--- Start of PROVIDED DATA ---

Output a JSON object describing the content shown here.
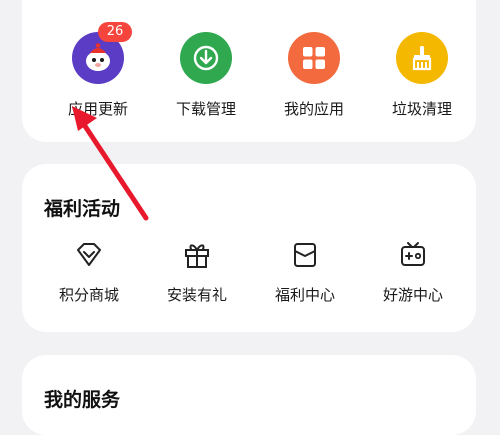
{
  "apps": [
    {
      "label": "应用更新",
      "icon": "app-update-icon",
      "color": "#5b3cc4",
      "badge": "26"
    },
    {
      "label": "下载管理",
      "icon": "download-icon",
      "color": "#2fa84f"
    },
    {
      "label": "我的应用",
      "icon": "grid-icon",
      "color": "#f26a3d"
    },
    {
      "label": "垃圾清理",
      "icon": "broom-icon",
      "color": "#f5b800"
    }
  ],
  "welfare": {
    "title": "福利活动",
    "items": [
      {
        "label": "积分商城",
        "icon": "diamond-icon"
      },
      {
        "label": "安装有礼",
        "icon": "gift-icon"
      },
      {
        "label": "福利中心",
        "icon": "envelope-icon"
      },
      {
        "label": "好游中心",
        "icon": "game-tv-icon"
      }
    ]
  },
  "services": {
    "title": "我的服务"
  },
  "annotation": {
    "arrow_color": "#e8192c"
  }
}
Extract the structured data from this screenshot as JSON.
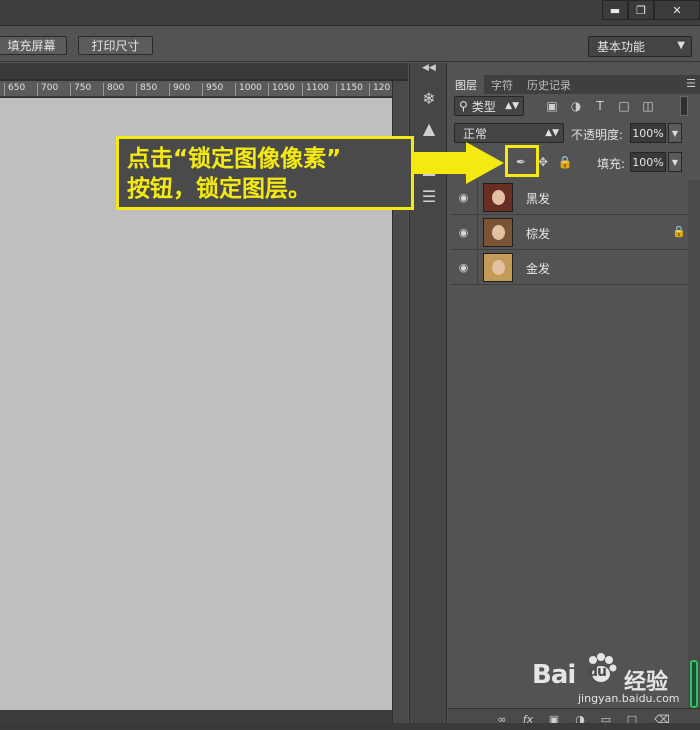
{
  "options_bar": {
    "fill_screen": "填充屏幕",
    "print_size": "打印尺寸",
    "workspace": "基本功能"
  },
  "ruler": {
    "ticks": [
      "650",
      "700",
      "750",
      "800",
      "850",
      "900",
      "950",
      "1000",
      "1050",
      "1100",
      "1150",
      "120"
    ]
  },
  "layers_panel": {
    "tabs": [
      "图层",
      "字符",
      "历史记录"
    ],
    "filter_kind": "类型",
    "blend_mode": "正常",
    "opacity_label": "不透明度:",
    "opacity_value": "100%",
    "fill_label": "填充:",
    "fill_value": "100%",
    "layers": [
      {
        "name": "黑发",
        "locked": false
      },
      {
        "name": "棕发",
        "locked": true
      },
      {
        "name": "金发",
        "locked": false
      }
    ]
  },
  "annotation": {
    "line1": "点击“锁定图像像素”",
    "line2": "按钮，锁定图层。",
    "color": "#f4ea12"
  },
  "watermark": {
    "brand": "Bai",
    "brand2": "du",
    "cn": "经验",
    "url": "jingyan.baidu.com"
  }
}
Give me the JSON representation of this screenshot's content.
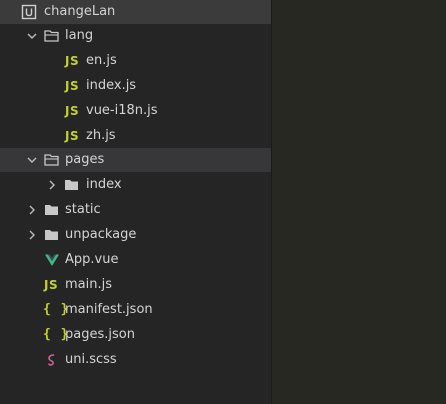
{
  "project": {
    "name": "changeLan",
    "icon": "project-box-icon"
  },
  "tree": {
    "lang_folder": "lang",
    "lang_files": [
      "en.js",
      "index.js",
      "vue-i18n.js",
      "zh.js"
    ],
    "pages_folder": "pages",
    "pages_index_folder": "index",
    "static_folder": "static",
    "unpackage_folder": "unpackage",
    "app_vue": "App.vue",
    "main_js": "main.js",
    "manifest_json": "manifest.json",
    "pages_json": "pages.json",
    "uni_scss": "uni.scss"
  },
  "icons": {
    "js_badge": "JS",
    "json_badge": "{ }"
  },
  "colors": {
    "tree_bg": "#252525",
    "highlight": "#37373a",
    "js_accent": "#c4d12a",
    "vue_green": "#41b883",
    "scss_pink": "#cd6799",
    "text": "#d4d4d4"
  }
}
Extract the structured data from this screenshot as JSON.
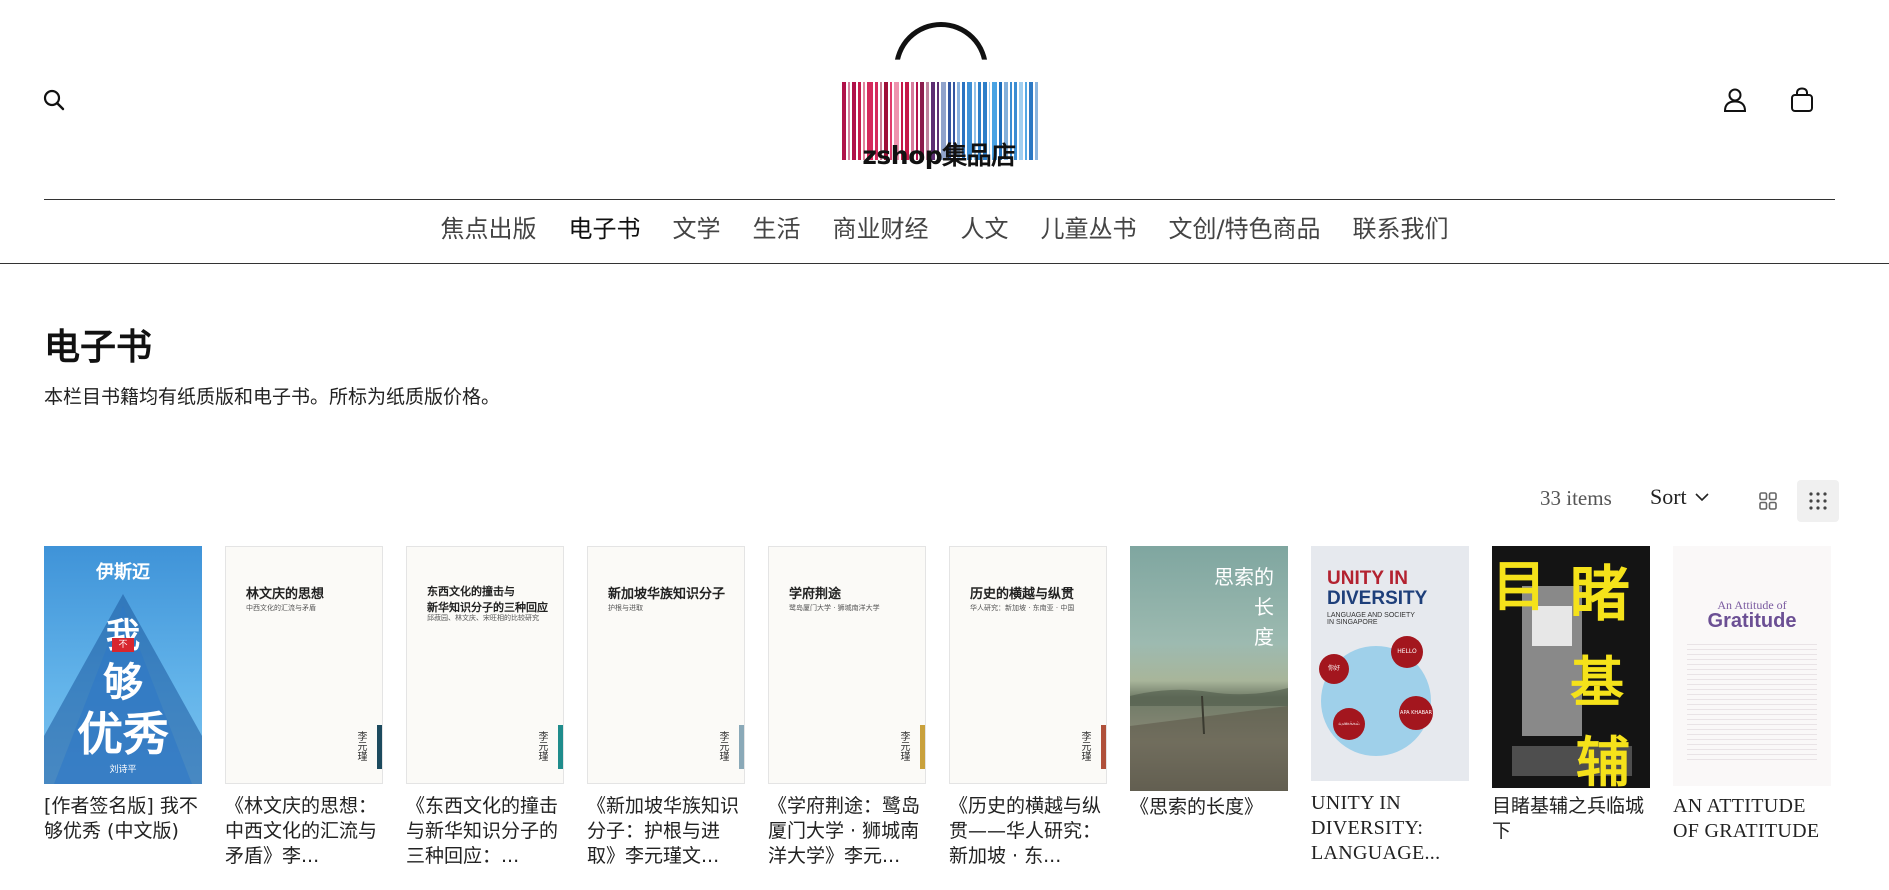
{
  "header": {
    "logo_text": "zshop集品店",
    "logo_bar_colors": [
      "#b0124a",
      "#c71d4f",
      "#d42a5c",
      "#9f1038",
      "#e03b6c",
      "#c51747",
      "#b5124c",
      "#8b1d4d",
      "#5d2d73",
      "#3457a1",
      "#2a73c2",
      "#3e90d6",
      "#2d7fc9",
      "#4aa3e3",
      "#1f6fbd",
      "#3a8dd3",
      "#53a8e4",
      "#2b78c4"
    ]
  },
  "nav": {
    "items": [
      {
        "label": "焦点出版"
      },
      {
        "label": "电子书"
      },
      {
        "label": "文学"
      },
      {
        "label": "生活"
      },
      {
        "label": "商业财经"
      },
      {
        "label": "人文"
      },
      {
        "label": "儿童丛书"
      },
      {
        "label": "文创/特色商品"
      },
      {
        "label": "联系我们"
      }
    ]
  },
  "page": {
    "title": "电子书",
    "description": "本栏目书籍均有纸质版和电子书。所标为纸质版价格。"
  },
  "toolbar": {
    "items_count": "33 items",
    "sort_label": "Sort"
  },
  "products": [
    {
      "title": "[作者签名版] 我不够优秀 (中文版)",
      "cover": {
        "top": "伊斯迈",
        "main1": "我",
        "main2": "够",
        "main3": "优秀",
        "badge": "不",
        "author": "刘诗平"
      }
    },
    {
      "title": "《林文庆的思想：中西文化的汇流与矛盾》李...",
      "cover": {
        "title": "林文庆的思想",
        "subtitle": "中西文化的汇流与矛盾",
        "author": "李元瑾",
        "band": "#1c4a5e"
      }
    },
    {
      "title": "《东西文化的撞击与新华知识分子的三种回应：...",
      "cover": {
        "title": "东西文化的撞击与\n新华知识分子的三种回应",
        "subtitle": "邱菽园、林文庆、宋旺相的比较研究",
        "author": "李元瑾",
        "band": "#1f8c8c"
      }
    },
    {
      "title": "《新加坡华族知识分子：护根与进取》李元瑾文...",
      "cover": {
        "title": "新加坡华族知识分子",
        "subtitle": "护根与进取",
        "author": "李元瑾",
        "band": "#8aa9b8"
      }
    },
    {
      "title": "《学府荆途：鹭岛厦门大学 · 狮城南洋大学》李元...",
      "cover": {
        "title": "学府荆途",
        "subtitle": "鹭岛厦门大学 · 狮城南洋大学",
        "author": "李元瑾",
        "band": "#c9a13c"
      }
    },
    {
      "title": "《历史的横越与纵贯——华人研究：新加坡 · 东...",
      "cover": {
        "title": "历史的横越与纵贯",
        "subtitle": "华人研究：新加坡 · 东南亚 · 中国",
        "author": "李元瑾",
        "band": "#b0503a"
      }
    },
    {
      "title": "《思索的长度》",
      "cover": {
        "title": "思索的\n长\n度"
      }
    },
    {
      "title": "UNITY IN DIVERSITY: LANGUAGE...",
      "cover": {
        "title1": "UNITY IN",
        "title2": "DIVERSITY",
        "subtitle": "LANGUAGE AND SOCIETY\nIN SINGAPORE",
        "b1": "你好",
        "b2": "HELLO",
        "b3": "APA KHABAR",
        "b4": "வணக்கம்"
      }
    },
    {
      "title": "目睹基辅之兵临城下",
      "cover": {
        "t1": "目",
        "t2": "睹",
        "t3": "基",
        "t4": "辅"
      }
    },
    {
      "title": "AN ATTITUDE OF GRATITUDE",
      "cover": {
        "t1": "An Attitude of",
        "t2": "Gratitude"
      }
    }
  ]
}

--- End of PROVIDED DATA ---
--- Start of PROVIDED DATA ---

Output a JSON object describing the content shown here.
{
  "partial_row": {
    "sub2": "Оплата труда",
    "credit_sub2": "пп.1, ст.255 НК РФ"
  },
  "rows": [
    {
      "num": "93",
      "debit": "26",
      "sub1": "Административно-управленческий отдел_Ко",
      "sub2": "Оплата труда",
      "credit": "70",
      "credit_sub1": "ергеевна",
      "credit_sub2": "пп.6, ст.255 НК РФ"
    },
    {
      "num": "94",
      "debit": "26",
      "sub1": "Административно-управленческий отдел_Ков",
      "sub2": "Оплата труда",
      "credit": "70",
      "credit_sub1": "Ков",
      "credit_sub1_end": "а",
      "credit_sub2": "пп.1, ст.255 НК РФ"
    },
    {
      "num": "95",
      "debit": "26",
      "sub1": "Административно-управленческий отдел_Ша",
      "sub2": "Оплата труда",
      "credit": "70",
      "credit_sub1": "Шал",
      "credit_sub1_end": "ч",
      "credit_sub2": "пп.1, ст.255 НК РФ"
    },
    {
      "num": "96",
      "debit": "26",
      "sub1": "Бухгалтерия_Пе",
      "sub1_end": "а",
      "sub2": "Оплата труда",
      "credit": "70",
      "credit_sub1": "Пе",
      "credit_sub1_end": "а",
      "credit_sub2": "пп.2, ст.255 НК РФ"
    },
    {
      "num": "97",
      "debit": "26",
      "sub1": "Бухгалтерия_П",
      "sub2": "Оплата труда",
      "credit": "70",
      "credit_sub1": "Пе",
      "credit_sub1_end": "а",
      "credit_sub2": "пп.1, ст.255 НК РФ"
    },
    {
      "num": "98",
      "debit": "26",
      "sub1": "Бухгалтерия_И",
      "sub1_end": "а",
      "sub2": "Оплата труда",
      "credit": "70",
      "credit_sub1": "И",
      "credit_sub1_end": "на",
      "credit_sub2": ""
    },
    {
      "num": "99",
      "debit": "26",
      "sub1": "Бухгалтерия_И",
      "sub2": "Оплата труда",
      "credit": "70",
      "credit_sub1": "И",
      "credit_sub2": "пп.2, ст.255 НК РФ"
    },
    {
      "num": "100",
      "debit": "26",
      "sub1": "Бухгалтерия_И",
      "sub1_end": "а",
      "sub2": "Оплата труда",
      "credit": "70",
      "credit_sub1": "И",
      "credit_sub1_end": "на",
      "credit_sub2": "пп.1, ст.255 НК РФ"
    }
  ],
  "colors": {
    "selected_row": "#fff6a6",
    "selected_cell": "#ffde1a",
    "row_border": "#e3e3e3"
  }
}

--- End of PROVIDED DATA ---

**SHORT EXERCISE**:
Scan the material above. Extract every line in which the word "鹭岛厦门大学" occurs.

**TASK ANSWER**:
      "title": "《学府荆途：鹭岛厦门大学 · 狮城南洋大学》李元...",
        "subtitle": "鹭岛厦门大学 · 狮城南洋大学",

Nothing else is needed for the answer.